Repeat the whole of the data, keeping every detail the same.

● ● ● ● ● ● ●

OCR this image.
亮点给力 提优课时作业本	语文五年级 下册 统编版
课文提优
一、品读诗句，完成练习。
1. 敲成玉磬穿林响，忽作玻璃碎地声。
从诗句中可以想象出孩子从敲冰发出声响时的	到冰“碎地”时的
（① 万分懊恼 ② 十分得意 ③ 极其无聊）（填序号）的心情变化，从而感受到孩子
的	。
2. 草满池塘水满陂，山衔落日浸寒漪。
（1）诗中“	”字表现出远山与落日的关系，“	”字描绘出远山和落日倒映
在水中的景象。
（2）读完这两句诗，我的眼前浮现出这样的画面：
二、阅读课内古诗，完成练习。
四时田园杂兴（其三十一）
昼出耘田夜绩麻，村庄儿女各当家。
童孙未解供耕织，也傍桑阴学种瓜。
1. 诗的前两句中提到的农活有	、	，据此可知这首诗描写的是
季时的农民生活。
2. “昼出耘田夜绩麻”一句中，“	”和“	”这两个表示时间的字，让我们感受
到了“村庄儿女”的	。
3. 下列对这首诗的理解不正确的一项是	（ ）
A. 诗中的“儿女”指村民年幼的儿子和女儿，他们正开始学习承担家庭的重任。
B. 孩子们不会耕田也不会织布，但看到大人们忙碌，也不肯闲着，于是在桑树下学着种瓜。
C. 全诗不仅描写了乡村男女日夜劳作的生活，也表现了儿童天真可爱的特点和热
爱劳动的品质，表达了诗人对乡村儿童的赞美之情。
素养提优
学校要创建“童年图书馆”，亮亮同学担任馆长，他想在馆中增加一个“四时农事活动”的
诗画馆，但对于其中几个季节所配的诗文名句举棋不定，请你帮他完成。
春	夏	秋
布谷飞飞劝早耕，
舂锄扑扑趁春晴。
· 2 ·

● ● ● ● ● ● ●

Solution ▸
OCR this image.
亮点给力 提优课时作业本	语文五年级 下册 统编版
课文提优
一、品读诗句，完成练习。
1. 敲成玉磬穿林响，忽作玻璃碎地声。
从诗句中可以想象出孩子从敲冰发出声响时的	到冰“碎地”时的
（① 万分懊恼 ② 十分得意 ③ 极其无聊）（填序号）的心情变化，从而感受到孩子
的	。
2. 草满池塘水满陂，山衔落日浸寒漪。
（1）诗中“	”字表现出远山与落日的关系，“	”字描绘出远山和落日倒映
在水中的景象。
（2）读完这两句诗，我的眼前浮现出这样的画面：
二、阅读课内古诗，完成练习。
四时田园杂兴（其三十一）
昼出耘田夜绩麻，村庄儿女各当家。
童孙未解供耕织，也傍桑阴学种瓜。
1. 诗的前两句中提到的农活有	、	，据此可知这首诗描写的是
季时的农民生活。
2. “昼出耘田夜绩麻”一句中，“	”和“	”这两个表示时间的字，让我们感受
到了“村庄儿女”的	。
3. 下列对这首诗的理解不正确的一项是	（ ）
A. 诗中的“儿女”指村民年幼的儿子和女儿，他们正开始学习承担家庭的重任。
B. 孩子们不会耕田也不会织布，但看到大人们忙碌，也不肯闲着，于是在桑树下学着种瓜。
C. 全诗不仅描写了乡村男女日夜劳作的生活，也表现了儿童天真可爱的特点和热
爱劳动的品质，表达了诗人对乡村儿童的赞美之情。
素养提优
学校要创建“童年图书馆”，亮亮同学担任馆长，他想在馆中增加一个“四时农事活动”的
诗画馆，但对于其中几个季节所配的诗文名句举棋不定，请你帮他完成。
春	夏	秋
布谷飞飞劝早耕，
舂锄扑扑趁春晴。
· 2 ·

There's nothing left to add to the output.